GIVEN DATA —
★ ★ ★

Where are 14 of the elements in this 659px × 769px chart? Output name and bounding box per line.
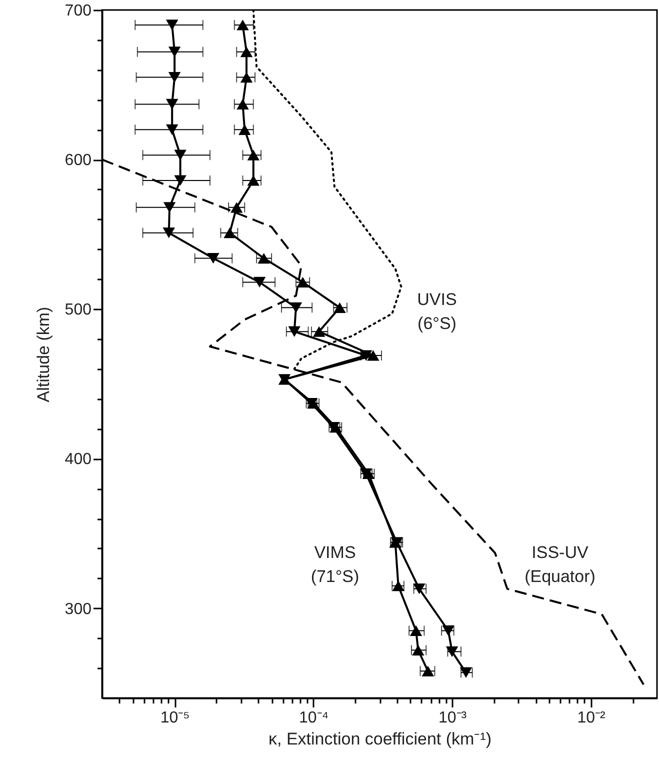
x-tick-label: 10⁻⁴ bbox=[298, 710, 329, 726]
annotation: VIMS (71°S) bbox=[310, 543, 360, 586]
y-tick-label: 400 bbox=[64, 451, 92, 468]
y-tick-label: 300 bbox=[64, 600, 92, 618]
y-tick-label: 600 bbox=[64, 152, 92, 170]
y-tick-label: 700 bbox=[64, 2, 92, 20]
annotation: ISS-UV (Equator) bbox=[524, 543, 596, 586]
x-tick-label: 10⁻⁵ bbox=[160, 710, 190, 726]
x-axis-title: κ, Extinction coefficient (km⁻¹) bbox=[268, 730, 492, 748]
y-axis-title: Altitude (km) bbox=[34, 306, 53, 402]
annotation: UVIS (6°S) bbox=[417, 290, 457, 333]
y-tick-label: 500 bbox=[64, 302, 92, 319]
x-tick-label: 10⁻³ bbox=[438, 710, 468, 726]
x-tick-label: 10⁻² bbox=[577, 710, 606, 726]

★ ★ ★

GIVEN EXERCISE — Update the lines above so that "chart" becomes "figure", with everything else left unchanged. Omit the pictures from your answer.

EXERCISE OUTPUT —
Where are 14 of the elements in this 659px × 769px figure? Output name and bounding box per line.
x-tick-label: 10⁻⁴ bbox=[298, 710, 329, 726]
annotation: VIMS (71°S) bbox=[310, 543, 360, 586]
y-tick-label: 400 bbox=[64, 451, 92, 468]
y-tick-label: 300 bbox=[64, 600, 92, 618]
y-tick-label: 600 bbox=[64, 152, 92, 170]
y-tick-label: 700 bbox=[64, 2, 92, 20]
annotation: ISS-UV (Equator) bbox=[524, 543, 596, 586]
x-tick-label: 10⁻⁵ bbox=[160, 710, 190, 726]
x-axis-title: κ, Extinction coefficient (km⁻¹) bbox=[268, 730, 492, 748]
y-axis-title: Altitude (km) bbox=[34, 306, 53, 402]
annotation: UVIS (6°S) bbox=[417, 290, 457, 333]
y-tick-label: 500 bbox=[64, 302, 92, 319]
x-tick-label: 10⁻³ bbox=[438, 710, 468, 726]
x-tick-label: 10⁻² bbox=[577, 710, 606, 726]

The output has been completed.